WHAT IS BEING ASKED: The records below are to be repeated in full, exactly as they are.

SUPPLIED MATERIAL:
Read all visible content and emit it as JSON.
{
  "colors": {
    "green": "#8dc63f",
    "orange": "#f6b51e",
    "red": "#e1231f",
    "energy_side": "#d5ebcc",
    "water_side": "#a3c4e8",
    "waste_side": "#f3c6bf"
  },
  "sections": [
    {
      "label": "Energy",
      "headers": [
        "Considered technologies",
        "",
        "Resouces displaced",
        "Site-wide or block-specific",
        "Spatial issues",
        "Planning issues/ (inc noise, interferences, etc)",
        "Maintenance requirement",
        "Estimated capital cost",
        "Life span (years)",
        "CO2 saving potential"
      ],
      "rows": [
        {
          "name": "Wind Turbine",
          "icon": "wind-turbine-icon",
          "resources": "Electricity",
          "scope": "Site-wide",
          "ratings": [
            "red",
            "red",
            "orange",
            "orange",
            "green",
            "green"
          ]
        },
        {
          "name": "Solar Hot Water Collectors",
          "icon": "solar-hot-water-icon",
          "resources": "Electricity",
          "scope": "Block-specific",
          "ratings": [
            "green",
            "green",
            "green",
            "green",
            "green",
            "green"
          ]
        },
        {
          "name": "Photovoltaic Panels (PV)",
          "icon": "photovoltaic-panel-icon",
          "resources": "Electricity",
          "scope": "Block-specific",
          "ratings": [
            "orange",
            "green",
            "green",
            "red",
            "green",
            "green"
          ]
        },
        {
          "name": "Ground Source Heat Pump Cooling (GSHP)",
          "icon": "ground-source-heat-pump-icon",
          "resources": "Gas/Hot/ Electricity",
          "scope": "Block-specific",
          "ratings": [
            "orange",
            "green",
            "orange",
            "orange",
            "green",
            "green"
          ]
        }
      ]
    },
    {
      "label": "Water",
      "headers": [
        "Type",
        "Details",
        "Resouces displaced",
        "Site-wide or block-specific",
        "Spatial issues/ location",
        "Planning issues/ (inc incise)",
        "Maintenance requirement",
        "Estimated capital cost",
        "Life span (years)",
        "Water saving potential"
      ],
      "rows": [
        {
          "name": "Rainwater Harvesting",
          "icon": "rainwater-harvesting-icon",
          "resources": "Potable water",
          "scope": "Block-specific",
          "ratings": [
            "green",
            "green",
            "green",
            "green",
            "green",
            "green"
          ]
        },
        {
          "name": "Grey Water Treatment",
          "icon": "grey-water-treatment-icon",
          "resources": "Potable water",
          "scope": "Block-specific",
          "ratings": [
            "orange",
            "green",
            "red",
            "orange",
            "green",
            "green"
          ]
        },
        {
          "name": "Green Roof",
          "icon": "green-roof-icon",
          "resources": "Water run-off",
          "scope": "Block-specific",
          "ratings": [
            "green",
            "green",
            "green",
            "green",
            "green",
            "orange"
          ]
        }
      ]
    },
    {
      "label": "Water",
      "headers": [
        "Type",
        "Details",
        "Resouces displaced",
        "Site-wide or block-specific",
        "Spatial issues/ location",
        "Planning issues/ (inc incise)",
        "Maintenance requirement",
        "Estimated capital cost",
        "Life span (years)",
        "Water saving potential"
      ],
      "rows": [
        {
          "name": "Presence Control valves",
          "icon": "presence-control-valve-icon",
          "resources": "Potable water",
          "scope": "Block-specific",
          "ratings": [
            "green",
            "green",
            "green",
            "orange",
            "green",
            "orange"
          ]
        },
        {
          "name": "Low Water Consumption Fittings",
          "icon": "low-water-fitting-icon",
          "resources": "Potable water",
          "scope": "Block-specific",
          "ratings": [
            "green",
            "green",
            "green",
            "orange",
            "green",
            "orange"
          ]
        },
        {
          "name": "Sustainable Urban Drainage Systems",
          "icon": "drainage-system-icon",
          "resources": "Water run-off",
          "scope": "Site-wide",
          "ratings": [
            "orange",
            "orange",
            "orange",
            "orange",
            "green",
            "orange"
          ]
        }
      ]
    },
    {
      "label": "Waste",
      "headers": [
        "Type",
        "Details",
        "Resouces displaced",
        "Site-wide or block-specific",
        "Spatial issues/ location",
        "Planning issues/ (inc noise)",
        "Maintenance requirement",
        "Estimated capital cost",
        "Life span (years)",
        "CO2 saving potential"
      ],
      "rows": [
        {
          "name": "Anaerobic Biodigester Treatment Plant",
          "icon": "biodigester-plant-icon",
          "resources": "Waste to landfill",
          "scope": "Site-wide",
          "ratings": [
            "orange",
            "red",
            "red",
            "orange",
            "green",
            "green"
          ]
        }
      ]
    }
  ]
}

FULL RESPONSE:
Read all visible content and emit it as JSON.
{
  "colors": {
    "green": "#8dc63f",
    "orange": "#f6b51e",
    "red": "#e1231f",
    "energy_side": "#d5ebcc",
    "water_side": "#a3c4e8",
    "waste_side": "#f3c6bf"
  },
  "sections": [
    {
      "label": "Energy",
      "headers": [
        "Considered technologies",
        "",
        "Resouces displaced",
        "Site-wide or block-specific",
        "Spatial issues",
        "Planning issues/ (inc noise, interferences, etc)",
        "Maintenance requirement",
        "Estimated capital cost",
        "Life span (years)",
        "CO2 saving potential"
      ],
      "rows": [
        {
          "name": "Wind Turbine",
          "icon": "wind-turbine-icon",
          "resources": "Electricity",
          "scope": "Site-wide",
          "ratings": [
            "red",
            "red",
            "orange",
            "orange",
            "green",
            "green"
          ]
        },
        {
          "name": "Solar Hot Water Collectors",
          "icon": "solar-hot-water-icon",
          "resources": "Electricity",
          "scope": "Block-specific",
          "ratings": [
            "green",
            "green",
            "green",
            "green",
            "green",
            "green"
          ]
        },
        {
          "name": "Photovoltaic Panels (PV)",
          "icon": "photovoltaic-panel-icon",
          "resources": "Electricity",
          "scope": "Block-specific",
          "ratings": [
            "orange",
            "green",
            "green",
            "red",
            "green",
            "green"
          ]
        },
        {
          "name": "Ground Source Heat Pump Cooling (GSHP)",
          "icon": "ground-source-heat-pump-icon",
          "resources": "Gas/Hot/ Electricity",
          "scope": "Block-specific",
          "ratings": [
            "orange",
            "green",
            "orange",
            "orange",
            "green",
            "green"
          ]
        }
      ]
    },
    {
      "label": "Water",
      "headers": [
        "Type",
        "Details",
        "Resouces displaced",
        "Site-wide or block-specific",
        "Spatial issues/ location",
        "Planning issues/ (inc incise)",
        "Maintenance requirement",
        "Estimated capital cost",
        "Life span (years)",
        "Water saving potential"
      ],
      "rows": [
        {
          "name": "Rainwater Harvesting",
          "icon": "rainwater-harvesting-icon",
          "resources": "Potable water",
          "scope": "Block-specific",
          "ratings": [
            "green",
            "green",
            "green",
            "green",
            "green",
            "green"
          ]
        },
        {
          "name": "Grey Water Treatment",
          "icon": "grey-water-treatment-icon",
          "resources": "Potable water",
          "scope": "Block-specific",
          "ratings": [
            "orange",
            "green",
            "red",
            "orange",
            "green",
            "green"
          ]
        },
        {
          "name": "Green Roof",
          "icon": "green-roof-icon",
          "resources": "Water run-off",
          "scope": "Block-specific",
          "ratings": [
            "green",
            "green",
            "green",
            "green",
            "green",
            "orange"
          ]
        }
      ]
    },
    {
      "label": "Water",
      "headers": [
        "Type",
        "Details",
        "Resouces displaced",
        "Site-wide or block-specific",
        "Spatial issues/ location",
        "Planning issues/ (inc incise)",
        "Maintenance requirement",
        "Estimated capital cost",
        "Life span (years)",
        "Water saving potential"
      ],
      "rows": [
        {
          "name": "Presence Control valves",
          "icon": "presence-control-valve-icon",
          "resources": "Potable water",
          "scope": "Block-specific",
          "ratings": [
            "green",
            "green",
            "green",
            "orange",
            "green",
            "orange"
          ]
        },
        {
          "name": "Low Water Consumption Fittings",
          "icon": "low-water-fitting-icon",
          "resources": "Potable water",
          "scope": "Block-specific",
          "ratings": [
            "green",
            "green",
            "green",
            "orange",
            "green",
            "orange"
          ]
        },
        {
          "name": "Sustainable Urban Drainage Systems",
          "icon": "drainage-system-icon",
          "resources": "Water run-off",
          "scope": "Site-wide",
          "ratings": [
            "orange",
            "orange",
            "orange",
            "orange",
            "green",
            "orange"
          ]
        }
      ]
    },
    {
      "label": "Waste",
      "headers": [
        "Type",
        "Details",
        "Resouces displaced",
        "Site-wide or block-specific",
        "Spatial issues/ location",
        "Planning issues/ (inc noise)",
        "Maintenance requirement",
        "Estimated capital cost",
        "Life span (years)",
        "CO2 saving potential"
      ],
      "rows": [
        {
          "name": "Anaerobic Biodigester Treatment Plant",
          "icon": "biodigester-plant-icon",
          "resources": "Waste to landfill",
          "scope": "Site-wide",
          "ratings": [
            "orange",
            "red",
            "red",
            "orange",
            "green",
            "green"
          ]
        }
      ]
    }
  ]
}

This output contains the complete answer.